#### Description of the task:
State only the count of lines in the listing below that hold "text".

[Data listing]

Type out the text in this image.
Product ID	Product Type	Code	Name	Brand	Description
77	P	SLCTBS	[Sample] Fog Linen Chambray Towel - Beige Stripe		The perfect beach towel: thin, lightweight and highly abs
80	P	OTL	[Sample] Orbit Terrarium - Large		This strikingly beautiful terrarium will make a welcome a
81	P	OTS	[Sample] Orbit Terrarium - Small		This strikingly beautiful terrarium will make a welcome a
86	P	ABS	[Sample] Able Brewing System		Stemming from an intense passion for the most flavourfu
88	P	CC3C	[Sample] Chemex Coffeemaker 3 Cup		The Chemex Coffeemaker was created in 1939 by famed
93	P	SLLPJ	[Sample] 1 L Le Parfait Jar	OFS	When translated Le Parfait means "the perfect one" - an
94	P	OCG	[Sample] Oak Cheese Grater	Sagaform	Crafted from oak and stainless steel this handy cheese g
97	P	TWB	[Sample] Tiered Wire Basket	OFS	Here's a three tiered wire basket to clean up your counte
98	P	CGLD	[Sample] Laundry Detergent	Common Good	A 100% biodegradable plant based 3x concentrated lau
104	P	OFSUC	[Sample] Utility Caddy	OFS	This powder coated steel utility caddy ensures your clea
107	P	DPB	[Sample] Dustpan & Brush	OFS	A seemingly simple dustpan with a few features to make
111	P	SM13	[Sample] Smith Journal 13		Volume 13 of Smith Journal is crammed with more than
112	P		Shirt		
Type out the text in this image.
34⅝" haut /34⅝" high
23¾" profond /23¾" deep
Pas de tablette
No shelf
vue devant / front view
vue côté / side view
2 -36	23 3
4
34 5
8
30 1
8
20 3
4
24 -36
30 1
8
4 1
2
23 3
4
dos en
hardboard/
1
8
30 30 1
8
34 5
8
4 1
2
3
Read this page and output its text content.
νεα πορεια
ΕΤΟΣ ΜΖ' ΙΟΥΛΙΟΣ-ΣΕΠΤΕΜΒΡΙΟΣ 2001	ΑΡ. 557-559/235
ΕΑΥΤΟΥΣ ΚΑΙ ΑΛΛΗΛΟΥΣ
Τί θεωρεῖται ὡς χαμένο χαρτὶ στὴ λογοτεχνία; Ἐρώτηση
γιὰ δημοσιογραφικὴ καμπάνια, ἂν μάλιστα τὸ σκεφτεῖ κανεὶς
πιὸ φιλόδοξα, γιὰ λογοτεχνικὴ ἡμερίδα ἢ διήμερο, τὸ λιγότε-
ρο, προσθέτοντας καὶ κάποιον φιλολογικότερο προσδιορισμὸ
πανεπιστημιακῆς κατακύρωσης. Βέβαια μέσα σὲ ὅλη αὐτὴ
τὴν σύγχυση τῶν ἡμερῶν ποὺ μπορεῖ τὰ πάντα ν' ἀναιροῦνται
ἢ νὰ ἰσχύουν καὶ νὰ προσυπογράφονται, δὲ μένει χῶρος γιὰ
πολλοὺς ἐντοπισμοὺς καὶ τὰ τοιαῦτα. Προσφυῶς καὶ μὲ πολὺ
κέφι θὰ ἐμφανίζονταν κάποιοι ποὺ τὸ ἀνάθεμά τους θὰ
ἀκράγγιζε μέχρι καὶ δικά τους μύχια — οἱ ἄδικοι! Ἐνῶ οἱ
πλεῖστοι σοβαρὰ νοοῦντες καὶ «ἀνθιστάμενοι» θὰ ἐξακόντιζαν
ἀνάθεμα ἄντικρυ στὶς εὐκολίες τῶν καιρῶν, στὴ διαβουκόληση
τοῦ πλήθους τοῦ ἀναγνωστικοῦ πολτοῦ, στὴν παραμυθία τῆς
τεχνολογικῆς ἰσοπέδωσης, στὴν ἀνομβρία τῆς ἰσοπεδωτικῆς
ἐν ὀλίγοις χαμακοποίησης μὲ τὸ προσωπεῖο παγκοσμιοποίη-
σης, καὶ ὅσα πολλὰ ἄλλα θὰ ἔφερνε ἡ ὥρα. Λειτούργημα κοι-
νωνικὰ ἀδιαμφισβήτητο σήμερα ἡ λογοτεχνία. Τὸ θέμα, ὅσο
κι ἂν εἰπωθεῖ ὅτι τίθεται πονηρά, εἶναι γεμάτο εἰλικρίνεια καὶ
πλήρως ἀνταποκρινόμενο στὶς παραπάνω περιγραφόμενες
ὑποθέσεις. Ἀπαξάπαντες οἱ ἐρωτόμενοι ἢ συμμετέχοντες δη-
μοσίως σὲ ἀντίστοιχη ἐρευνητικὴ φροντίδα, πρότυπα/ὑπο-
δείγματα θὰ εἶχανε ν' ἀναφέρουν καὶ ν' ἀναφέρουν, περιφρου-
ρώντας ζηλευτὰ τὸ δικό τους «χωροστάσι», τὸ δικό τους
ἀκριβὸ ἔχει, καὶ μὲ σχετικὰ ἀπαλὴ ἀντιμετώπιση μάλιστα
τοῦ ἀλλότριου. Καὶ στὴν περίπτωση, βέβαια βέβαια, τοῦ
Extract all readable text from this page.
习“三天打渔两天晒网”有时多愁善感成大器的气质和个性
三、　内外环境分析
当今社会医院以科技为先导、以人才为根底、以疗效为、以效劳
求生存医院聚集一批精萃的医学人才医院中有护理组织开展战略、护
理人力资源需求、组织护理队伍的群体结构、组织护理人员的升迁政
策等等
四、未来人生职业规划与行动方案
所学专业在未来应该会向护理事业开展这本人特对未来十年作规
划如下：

#### Solution for this task:
4